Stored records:
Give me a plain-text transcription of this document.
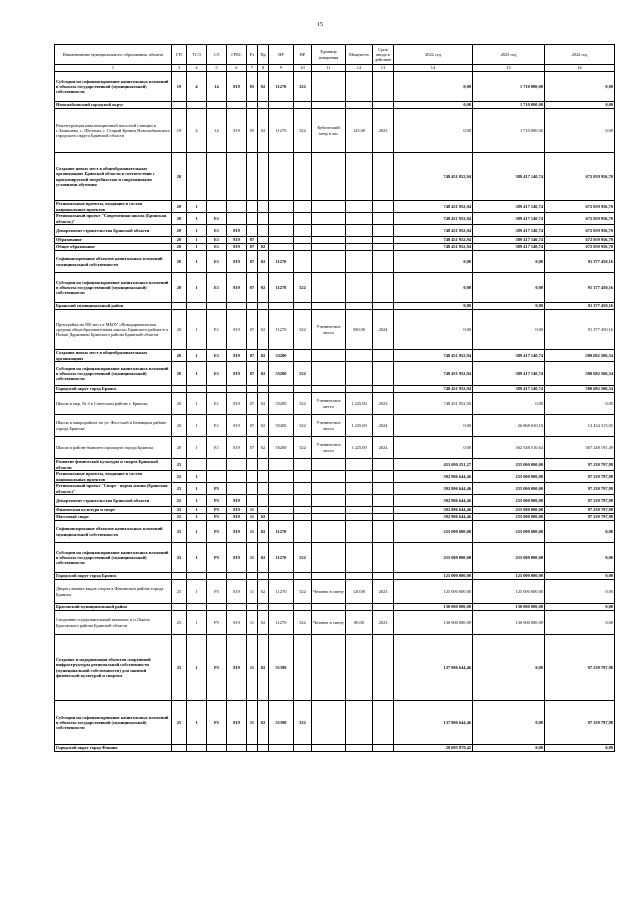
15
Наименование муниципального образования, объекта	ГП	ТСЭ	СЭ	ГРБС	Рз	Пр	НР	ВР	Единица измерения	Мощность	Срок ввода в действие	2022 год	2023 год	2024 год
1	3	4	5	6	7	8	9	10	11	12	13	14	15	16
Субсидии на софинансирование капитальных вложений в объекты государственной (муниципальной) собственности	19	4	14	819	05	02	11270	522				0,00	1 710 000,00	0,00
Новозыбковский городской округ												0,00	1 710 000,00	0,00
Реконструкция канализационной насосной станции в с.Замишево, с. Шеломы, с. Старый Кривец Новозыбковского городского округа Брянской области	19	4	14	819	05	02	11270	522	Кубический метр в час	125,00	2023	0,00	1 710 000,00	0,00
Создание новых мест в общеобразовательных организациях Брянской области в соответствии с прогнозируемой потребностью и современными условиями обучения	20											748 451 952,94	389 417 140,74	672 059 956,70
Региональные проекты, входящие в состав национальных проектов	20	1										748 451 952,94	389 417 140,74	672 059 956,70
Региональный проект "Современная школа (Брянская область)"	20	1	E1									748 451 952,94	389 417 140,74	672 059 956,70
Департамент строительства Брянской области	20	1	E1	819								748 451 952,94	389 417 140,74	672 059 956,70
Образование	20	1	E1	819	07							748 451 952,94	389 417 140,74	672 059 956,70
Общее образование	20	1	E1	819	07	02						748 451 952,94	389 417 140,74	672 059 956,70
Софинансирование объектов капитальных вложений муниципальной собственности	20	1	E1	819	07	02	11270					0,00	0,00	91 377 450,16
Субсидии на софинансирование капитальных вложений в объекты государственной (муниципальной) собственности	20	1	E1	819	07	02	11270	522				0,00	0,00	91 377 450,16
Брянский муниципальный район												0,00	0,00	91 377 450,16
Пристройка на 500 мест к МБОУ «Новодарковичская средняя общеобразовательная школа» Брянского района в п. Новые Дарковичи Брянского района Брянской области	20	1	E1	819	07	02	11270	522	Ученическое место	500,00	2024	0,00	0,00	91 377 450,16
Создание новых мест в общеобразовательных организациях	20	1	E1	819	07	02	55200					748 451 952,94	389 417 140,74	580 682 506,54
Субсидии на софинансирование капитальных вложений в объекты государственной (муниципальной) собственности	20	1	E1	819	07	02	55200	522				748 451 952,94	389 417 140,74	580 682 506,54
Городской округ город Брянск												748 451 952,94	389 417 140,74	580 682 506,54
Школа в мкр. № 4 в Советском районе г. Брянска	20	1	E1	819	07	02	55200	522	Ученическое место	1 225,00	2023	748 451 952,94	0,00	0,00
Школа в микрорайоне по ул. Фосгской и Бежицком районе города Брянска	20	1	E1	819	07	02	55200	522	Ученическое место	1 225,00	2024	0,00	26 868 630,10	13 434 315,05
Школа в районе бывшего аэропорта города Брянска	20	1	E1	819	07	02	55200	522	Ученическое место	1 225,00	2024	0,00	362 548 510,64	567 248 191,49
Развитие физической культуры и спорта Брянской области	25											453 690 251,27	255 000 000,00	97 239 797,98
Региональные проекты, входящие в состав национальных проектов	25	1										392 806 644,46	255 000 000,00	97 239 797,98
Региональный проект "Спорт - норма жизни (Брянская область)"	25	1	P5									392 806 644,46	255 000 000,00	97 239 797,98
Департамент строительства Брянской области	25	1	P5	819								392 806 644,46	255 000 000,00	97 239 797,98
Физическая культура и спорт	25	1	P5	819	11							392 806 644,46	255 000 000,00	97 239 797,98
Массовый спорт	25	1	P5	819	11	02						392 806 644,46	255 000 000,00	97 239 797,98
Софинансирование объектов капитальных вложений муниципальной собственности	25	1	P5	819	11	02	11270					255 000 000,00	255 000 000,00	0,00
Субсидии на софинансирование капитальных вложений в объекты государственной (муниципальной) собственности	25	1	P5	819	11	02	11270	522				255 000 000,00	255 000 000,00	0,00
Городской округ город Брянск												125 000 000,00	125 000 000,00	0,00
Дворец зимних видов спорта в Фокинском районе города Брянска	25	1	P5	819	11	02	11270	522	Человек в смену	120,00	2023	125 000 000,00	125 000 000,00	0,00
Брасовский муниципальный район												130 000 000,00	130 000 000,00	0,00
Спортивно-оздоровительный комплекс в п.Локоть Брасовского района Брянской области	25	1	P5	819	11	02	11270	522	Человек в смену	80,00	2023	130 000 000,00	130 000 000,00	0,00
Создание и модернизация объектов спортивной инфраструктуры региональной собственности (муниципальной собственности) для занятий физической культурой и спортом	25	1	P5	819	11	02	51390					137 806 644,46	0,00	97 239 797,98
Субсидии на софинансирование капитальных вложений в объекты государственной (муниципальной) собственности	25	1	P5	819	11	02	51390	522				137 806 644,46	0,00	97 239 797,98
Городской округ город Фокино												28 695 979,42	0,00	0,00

* * *

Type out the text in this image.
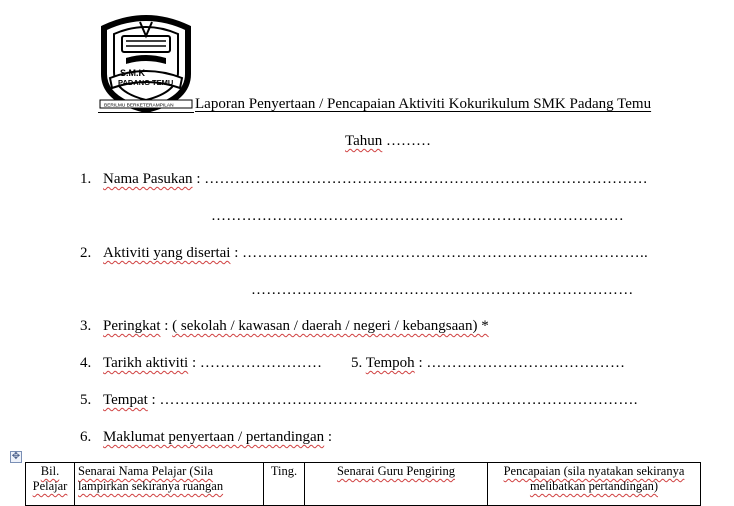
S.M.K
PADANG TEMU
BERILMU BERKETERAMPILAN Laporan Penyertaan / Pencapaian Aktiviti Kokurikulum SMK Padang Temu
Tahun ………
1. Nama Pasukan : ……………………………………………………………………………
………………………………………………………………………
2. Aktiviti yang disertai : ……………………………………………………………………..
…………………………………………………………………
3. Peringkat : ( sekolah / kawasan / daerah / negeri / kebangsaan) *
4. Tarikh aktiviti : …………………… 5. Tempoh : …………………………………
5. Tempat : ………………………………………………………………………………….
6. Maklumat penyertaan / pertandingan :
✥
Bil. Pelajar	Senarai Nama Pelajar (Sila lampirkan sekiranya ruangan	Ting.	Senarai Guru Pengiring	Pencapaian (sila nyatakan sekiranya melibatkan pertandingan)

▶ **Aim of the task**:
State, as a number only, how many lines in the entries include "строительства".

▶ **Reply to the exercise**:
2